* Directions for this task: Gather each line of the records where "岗位的名称" appears.

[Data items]
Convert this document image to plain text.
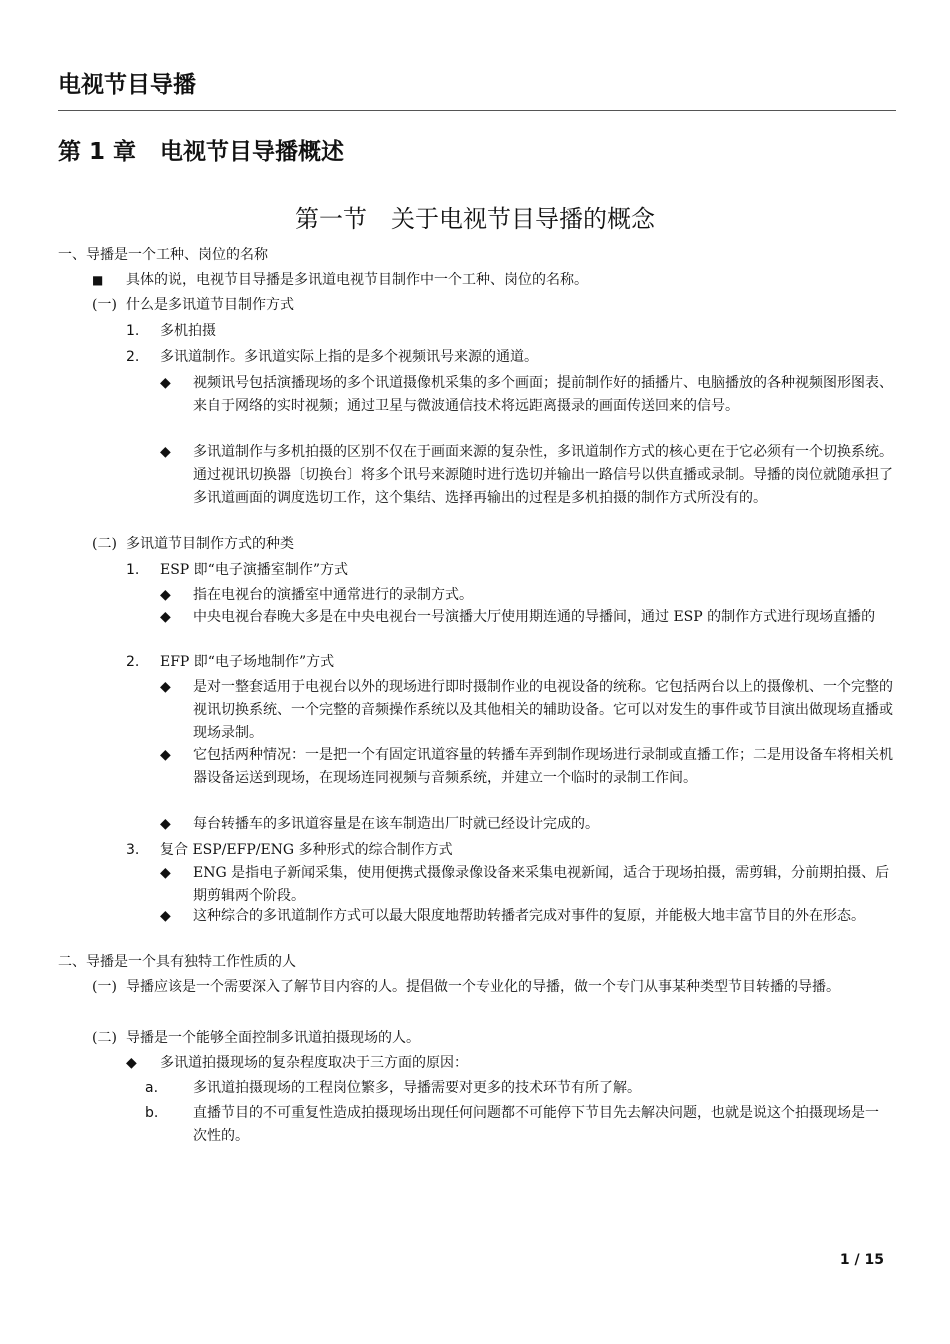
电视节目导播
第 1 章 电视节目导播概述
第一节 关于电视节目导播的概念
一、导播是一个工种、岗位的名称
■ 具体的说，电视节目导播是多讯道电视节目制作中一个工种、岗位的名称。
(一) 什么是多讯道节目制作方式
1. 多机拍摄
2. 多讯道制作。多讯道实际上指的是多个视频讯号来源的通道。
◆ 视频讯号包括演播现场的多个讯道摄像机采集的多个画面；提前制作好的插播片、电脑播放的各种视频图形图表、来自于网络的实时视频；通过卫星与微波通信技术将远距离摄录的画面传送回来的信号。
◆ 多讯道制作与多机拍摄的区别不仅在于画面来源的复杂性，多讯道制作方式的核心更在于它必须有一个切换系统。通过视讯切换器〔切换台〕将多个讯号来源随时进行选切并输出一路信号以供直播或录制。导播的岗位就随承担了多讯道画面的调度选切工作，这个集结、选择再输出的过程是多机拍摄的制作方式所没有的。
(二) 多讯道节目制作方式的种类
1. ESP 即“电子演播室制作”方式
◆ 指在电视台的演播室中通常进行的录制方式。
◆ 中央电视台春晚大多是在中央电视台一号演播大厅使用期连通的导播间，通过 ESP 的制作方式进行现场直播的
2. EFP 即“电子场地制作”方式
◆ 是对一整套适用于电视台以外的现场进行即时摄制作业的电视设备的统称。它包括两台以上的摄像机、一个完整的视讯切换系统、一个完整的音频操作系统以及其他相关的辅助设备。它可以对发生的事件或节目演出做现场直播或现场录制。
◆ 它包括两种情况：一是把一个有固定讯道容量的转播车弄到制作现场进行录制或直播工作；二是用设备车将相关机器设备运送到现场，在现场连同视频与音频系统，并建立一个临时的录制工作间。
◆ 每台转播车的多讯道容量是在该车制造出厂时就已经设计完成的。
3. 复合 ESP/EFP/ENG 多种形式的综合制作方式
◆ ENG 是指电子新闻采集，使用便携式摄像录像设备来采集电视新闻，适合于现场拍摄，需剪辑，分前期拍摄、后期剪辑两个阶段。
◆ 这种综合的多讯道制作方式可以最大限度地帮助转播者完成对事件的复原，并能极大地丰富节目的外在形态。
二、导播是一个具有独特工作性质的人
(一) 导播应该是一个需要深入了解节目内容的人。提倡做一个专业化的导播，做一个专门从事某种类型节目转播的导播。
(二) 导播是一个能够全面控制多讯道拍摄现场的人。
◆ 多讯道拍摄现场的复杂程度取决于三方面的原因：
a. 多讯道拍摄现场的工程岗位繁多，导播需要对更多的技术环节有所了解。
b. 直播节目的不可重复性造成拍摄现场出现任何问题都不可能停下节目先去解决问题，也就是说这个拍摄现场是一次性的。
1 / 15
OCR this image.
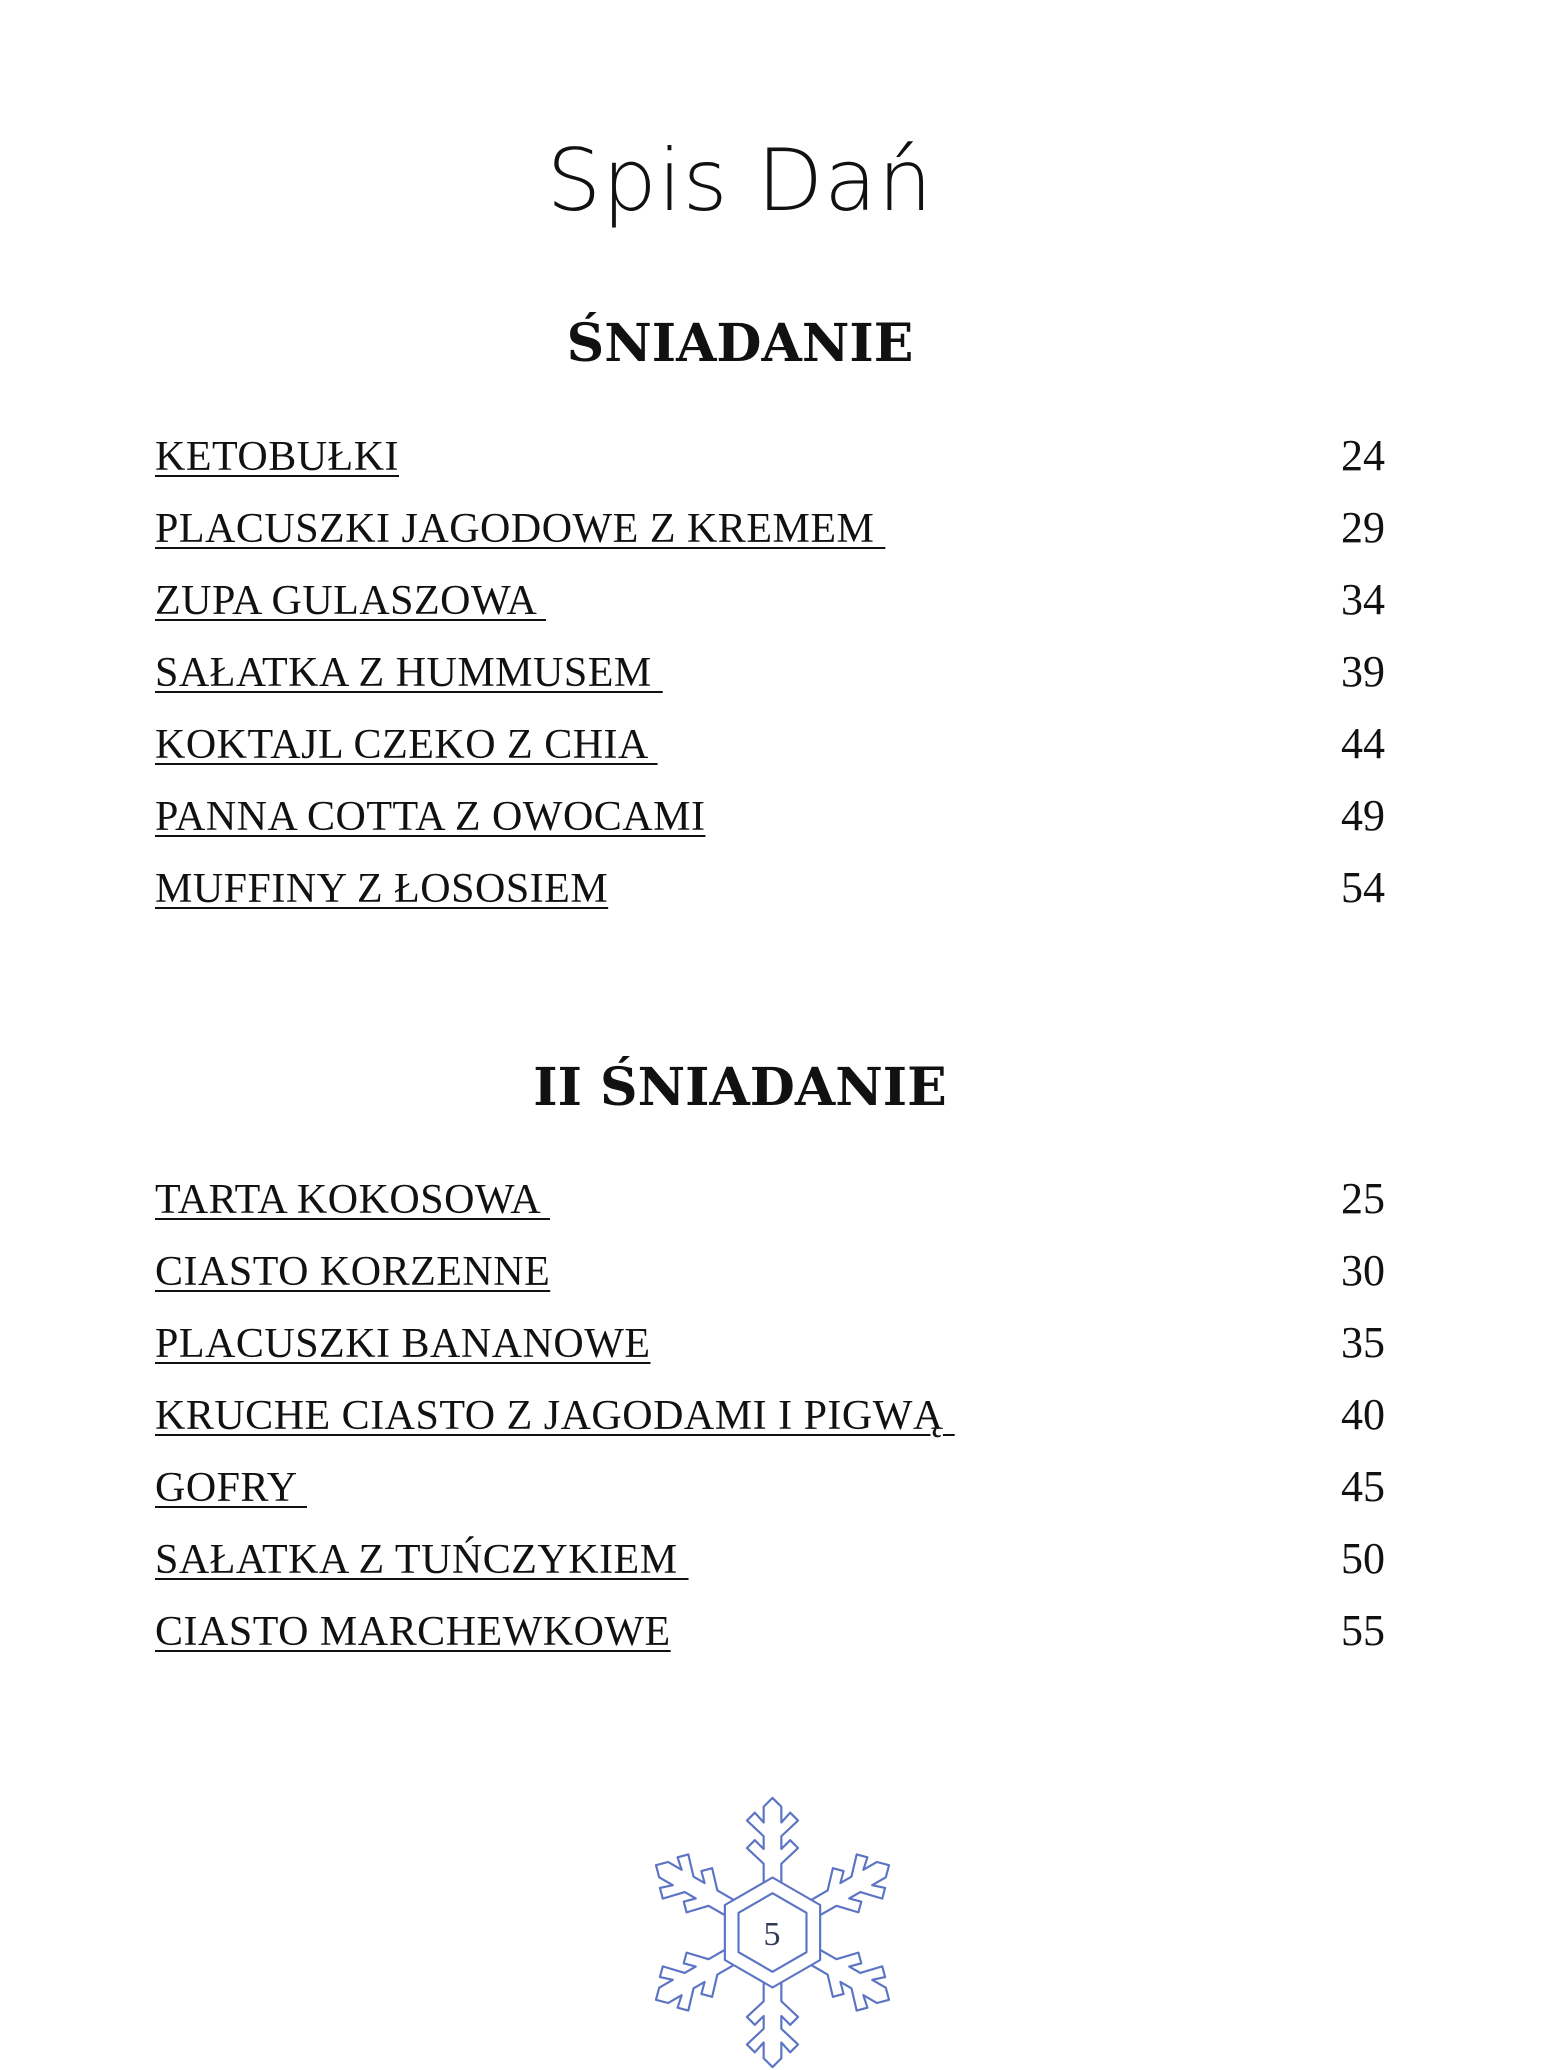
Spis Dań
ŚNIADANIE
KETOBUŁKI	24
PLACUSZKI JAGODOWE Z KREMEM	29
ZUPA GULASZOWA	34
SAŁATKA Z HUMMUSEM	39
KOKTAJL CZEKO Z CHIA	44
PANNA COTTA Z OWOCAMI	49
MUFFINY Z ŁOSOSIEM	54
II ŚNIADANIE
TARTA KOKOSOWA	25
CIASTO KORZENNE	30
PLACUSZKI BANANOWE	35
KRUCHE CIASTO Z JAGODAMI I PIGWĄ	40
GOFRY	45
SAŁATKA Z TUŃCZYKIEM	50
CIASTO MARCHEWKOWE	55
5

* Task solution:
一、导播是一个工种、岗位的名称
■ 具体的说，电视节目导播是多讯道电视节目制作中一个工种、岗位的名称。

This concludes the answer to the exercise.